What this task involves:
The listing below should be printed exactly, every line of it. Skip the pictures.

Input records:
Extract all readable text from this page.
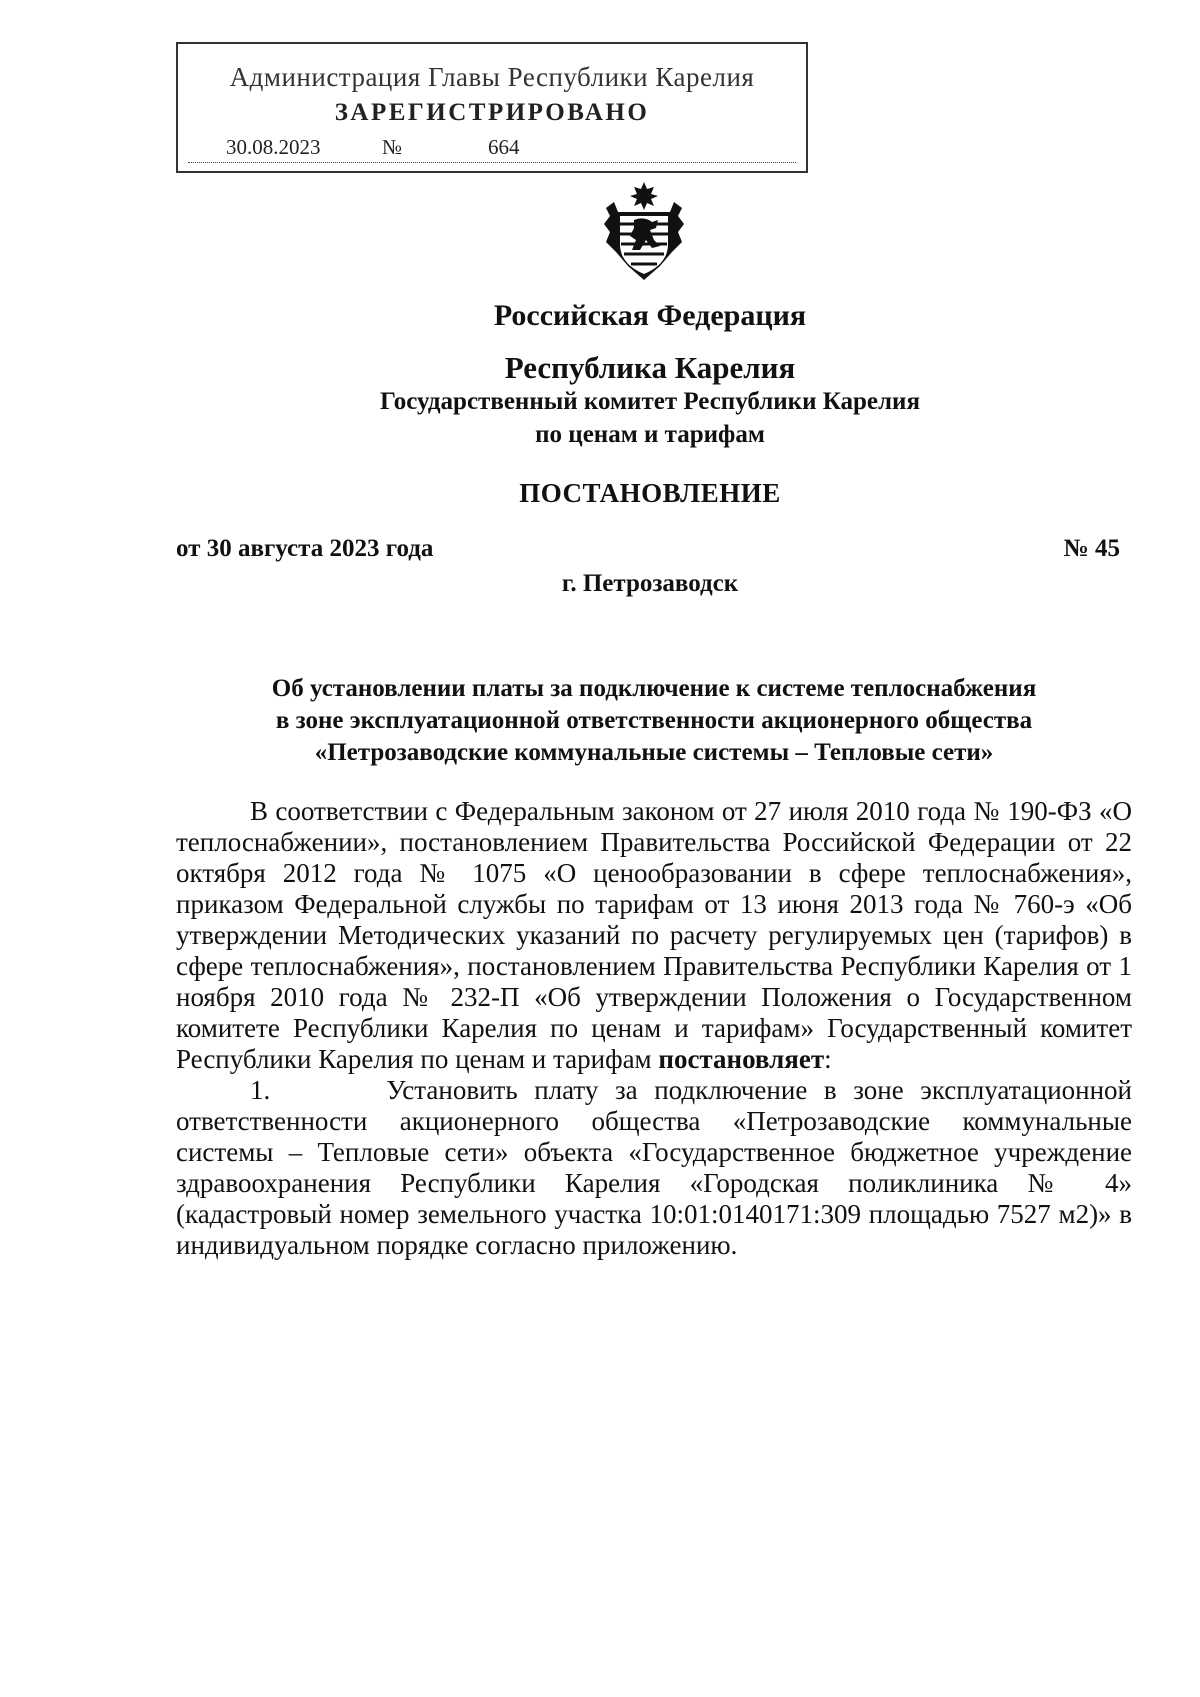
Администрация Главы Республики Карелия
ЗАРЕГИСТРИРОВАНО
30.08.2023	№	664
Российская Федерация
Республика Карелия
Государственный комитет Республики Карелия
по ценам и тарифам
ПОСТАНОВЛЕНИЕ
от 30 августа 2023 года	№ 45
г. Петрозаводск
Об установлении платы за подключение к системе теплоснабжения
в зоне эксплуатационной ответственности акционерного общества
«Петрозаводские коммунальные системы – Тепловые сети»

В соответствии с Федеральным законом от 27 июля 2010 года № 190-ФЗ «О теплоснабжении», постановлением Правительства Российской Федерации от 22 октября 2012 года № 1075 «О ценообразовании в сфере теплоснабжения», приказом Федеральной службы по тарифам от 13 июня 2013 года № 760-э «Об утверждении Методических указаний по расчету регулируемых цен (тарифов) в сфере теплоснабжения», постановлением Правительства Республики Карелия от 1 ноября 2010 года № 232-П «Об утверждении Положения о Государственном комитете Республики Карелия по ценам и тарифам» Государственный комитет Республики Карелия по ценам и тарифам постановляет:

1.	Установить плату за подключение в зоне эксплуатационной ответственности акционерного общества «Петрозаводские коммунальные системы – Тепловые сети» объекта «Государственное бюджетное учреждение здравоохранения Республики Карелия «Городская поликлиника № 4» (кадастровый номер земельного участка 10:01:0140171:309 площадью 7527 м2)» в индивидуальном порядке согласно приложению.
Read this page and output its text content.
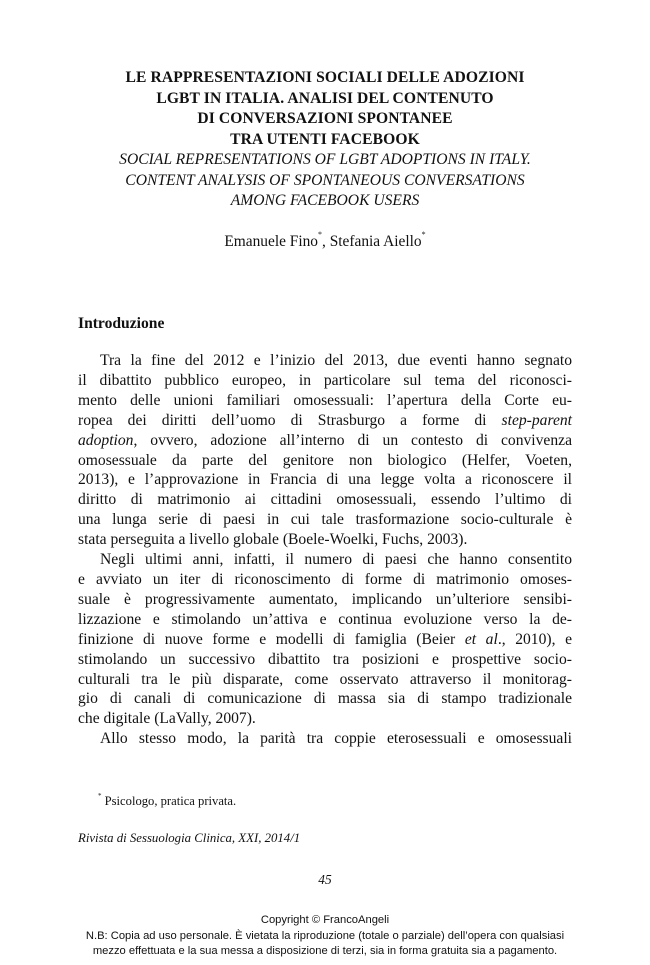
LE RAPPRESENTAZIONI SOCIALI DELLE ADOZIONI
LGBT IN ITALIA. ANALISI DEL CONTENUTO
DI CONVERSAZIONI SPONTANEE
TRA UTENTI FACEBOOK
SOCIAL REPRESENTATIONS OF LGBT ADOPTIONS IN ITALY.
CONTENT ANALYSIS OF SPONTANEOUS CONVERSATIONS
AMONG FACEBOOK USERS
Emanuele Fino*, Stefania Aiello*
Introduzione
Tra la fine del 2012 e l’inizio del 2013, due eventi hanno segnato
il dibattito pubblico europeo, in particolare sul tema del riconosci-
mento delle unioni familiari omosessuali: l’apertura della Corte eu-
ropea dei diritti dell’uomo di Strasburgo a forme di step-parent
adoption, ovvero, adozione all’interno di un contesto di convivenza
omosessuale da parte del genitore non biologico (Helfer, Voeten,
2013), e l’approvazione in Francia di una legge volta a riconoscere il
diritto di matrimonio ai cittadini omosessuali, essendo l’ultimo di
una lunga serie di paesi in cui tale trasformazione socio-culturale è
stata perseguita a livello globale (Boele-Woelki, Fuchs, 2003).
Negli ultimi anni, infatti, il numero di paesi che hanno consentito
e avviato un iter di riconoscimento di forme di matrimonio omoses-
suale è progressivamente aumentato, implicando un’ulteriore sensibi-
lizzazione e stimolando un’attiva e continua evoluzione verso la de-
finizione di nuove forme e modelli di famiglia (Beier et al., 2010), e
stimolando un successivo dibattito tra posizioni e prospettive socio-
culturali tra le più disparate, come osservato attraverso il monitorag-
gio di canali di comunicazione di massa sia di stampo tradizionale
che digitale (LaVally, 2007).
Allo stesso modo, la parità tra coppie eterosessuali e omosessuali
* Psicologo, pratica privata.
Rivista di Sessuologia Clinica, XXI, 2014/1
45
Copyright © FrancoAngeli
N.B: Copia ad uso personale. È vietata la riproduzione (totale o parziale) dell’opera con qualsiasi
mezzo effettuata e la sua messa a disposizione di terzi, sia in forma gratuita sia a pagamento.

Completed exercise:
Extract all readable text from this page.
Администрация Главы Республики Карелия
ЗАРЕГИСТРИРОВАНО
30.08.2023	№	664
Российская Федерация
Республика Карелия
Государственный комитет Республики Карелия
по ценам и тарифам
ПОСТАНОВЛЕНИЕ
от 30 августа 2023 года	№ 45
г. Петрозаводск
Об установлении платы за подключение к системе теплоснабжения
в зоне эксплуатационной ответственности акционерного общества
«Петрозаводские коммунальные системы – Тепловые сети»

В соответствии с Федеральным законом от 27 июля 2010 года № 190-ФЗ «О теплоснабжении», постановлением Правительства Российской Федерации от 22 октября 2012 года № 1075 «О ценообразовании в сфере теплоснабжения», приказом Федеральной службы по тарифам от 13 июня 2013 года № 760-э «Об утверждении Методических указаний по расчету регулируемых цен (тарифов) в сфере теплоснабжения», постановлением Правительства Республики Карелия от 1 ноября 2010 года № 232-П «Об утверждении Положения о Государственном комитете Республики Карелия по ценам и тарифам» Государственный комитет Республики Карелия по ценам и тарифам постановляет:

1.	Установить плату за подключение в зоне эксплуатационной ответственности акционерного общества «Петрозаводские коммунальные системы – Тепловые сети» объекта «Государственное бюджетное учреждение здравоохранения Республики Карелия «Городская поликлиника № 4» (кадастровый номер земельного участка 10:01:0140171:309 площадью 7527 м2)» в индивидуальном порядке согласно приложению.
Read this page and output its text content.
LE RAPPRESENTAZIONI SOCIALI DELLE ADOZIONI
LGBT IN ITALIA. ANALISI DEL CONTENUTO
DI CONVERSAZIONI SPONTANEE
TRA UTENTI FACEBOOK
SOCIAL REPRESENTATIONS OF LGBT ADOPTIONS IN ITALY.
CONTENT ANALYSIS OF SPONTANEOUS CONVERSATIONS
AMONG FACEBOOK USERS
Emanuele Fino*, Stefania Aiello*
Introduzione
Tra la fine del 2012 e l’inizio del 2013, due eventi hanno segnato
il dibattito pubblico europeo, in particolare sul tema del riconosci-
mento delle unioni familiari omosessuali: l’apertura della Corte eu-
ropea dei diritti dell’uomo di Strasburgo a forme di step-parent
adoption, ovvero, adozione all’interno di un contesto di convivenza
omosessuale da parte del genitore non biologico (Helfer, Voeten,
2013), e l’approvazione in Francia di una legge volta a riconoscere il
diritto di matrimonio ai cittadini omosessuali, essendo l’ultimo di
una lunga serie di paesi in cui tale trasformazione socio-culturale è
stata perseguita a livello globale (Boele-Woelki, Fuchs, 2003).
Negli ultimi anni, infatti, il numero di paesi che hanno consentito
e avviato un iter di riconoscimento di forme di matrimonio omoses-
suale è progressivamente aumentato, implicando un’ulteriore sensibi-
lizzazione e stimolando un’attiva e continua evoluzione verso la de-
finizione di nuove forme e modelli di famiglia (Beier et al., 2010), e
stimolando un successivo dibattito tra posizioni e prospettive socio-
culturali tra le più disparate, come osservato attraverso il monitorag-
gio di canali di comunicazione di massa sia di stampo tradizionale
che digitale (LaVally, 2007).
Allo stesso modo, la parità tra coppie eterosessuali e omosessuali
* Psicologo, pratica privata.
Rivista di Sessuologia Clinica, XXI, 2014/1
45
Copyright © FrancoAngeli
N.B: Copia ad uso personale. È vietata la riproduzione (totale o parziale) dell’opera con qualsiasi
mezzo effettuata e la sua messa a disposizione di terzi, sia in forma gratuita sia a pagamento.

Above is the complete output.